> [Problem to solve]:
Filter the entries below, keeping only lines with the word "marker".

-- Start Records provided --

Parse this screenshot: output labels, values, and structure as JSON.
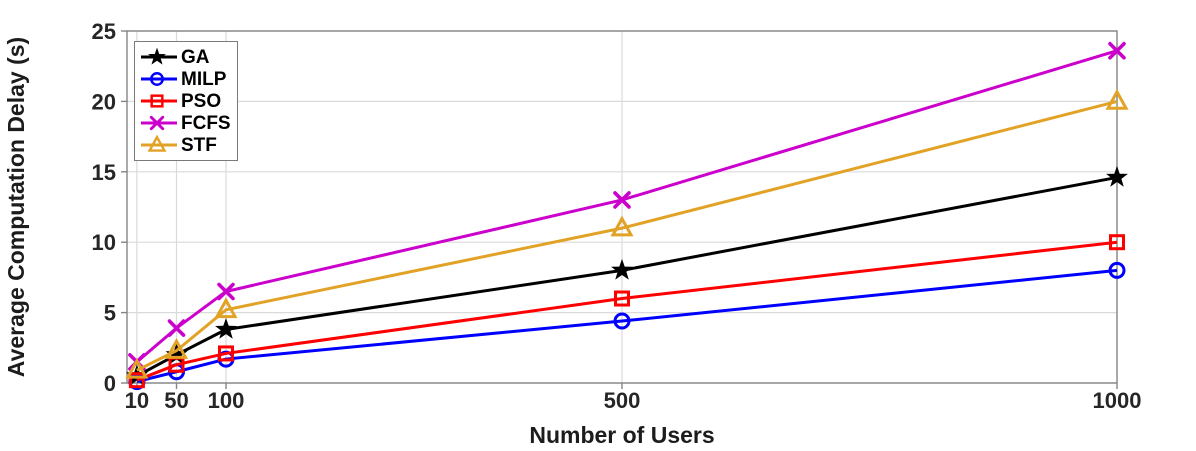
{
  "chart_data": {
    "type": "line",
    "title": "",
    "xlabel": "Number of Users",
    "ylabel": "Average Computation Delay (s)",
    "x": [
      10,
      50,
      100,
      500,
      1000
    ],
    "xticks": [
      10,
      50,
      100,
      500,
      1000
    ],
    "yticks": [
      0,
      5,
      10,
      15,
      20,
      25
    ],
    "xlim": [
      0,
      1000
    ],
    "ylim": [
      0,
      25
    ],
    "grid": true,
    "legend_position": "top-left",
    "series": [
      {
        "name": "GA",
        "color": "#000000",
        "marker": "star",
        "values": [
          0.5,
          2.0,
          3.8,
          8.0,
          14.6
        ]
      },
      {
        "name": "MILP",
        "color": "#0000FF",
        "marker": "circle",
        "values": [
          0.1,
          0.8,
          1.7,
          4.4,
          8.0
        ]
      },
      {
        "name": "PSO",
        "color": "#FF0000",
        "marker": "square",
        "values": [
          0.2,
          1.3,
          2.1,
          6.0,
          10.0
        ]
      },
      {
        "name": "FCFS",
        "color": "#CC00CC",
        "marker": "x",
        "values": [
          1.5,
          3.9,
          6.5,
          13.0,
          23.6
        ]
      },
      {
        "name": "STF",
        "color": "#E2A226",
        "marker": "triangle",
        "values": [
          0.9,
          2.3,
          5.2,
          11.0,
          20.0
        ]
      }
    ],
    "style": {
      "grid_color": "#dadada",
      "box_color": "#858585",
      "text_color": "#262626"
    }
  }
}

-- End Records provided --

> [Response to this task]:
        "marker": "star",
        "marker": "circle",
        "marker": "square",
        "marker": "x",
        "marker": "triangle",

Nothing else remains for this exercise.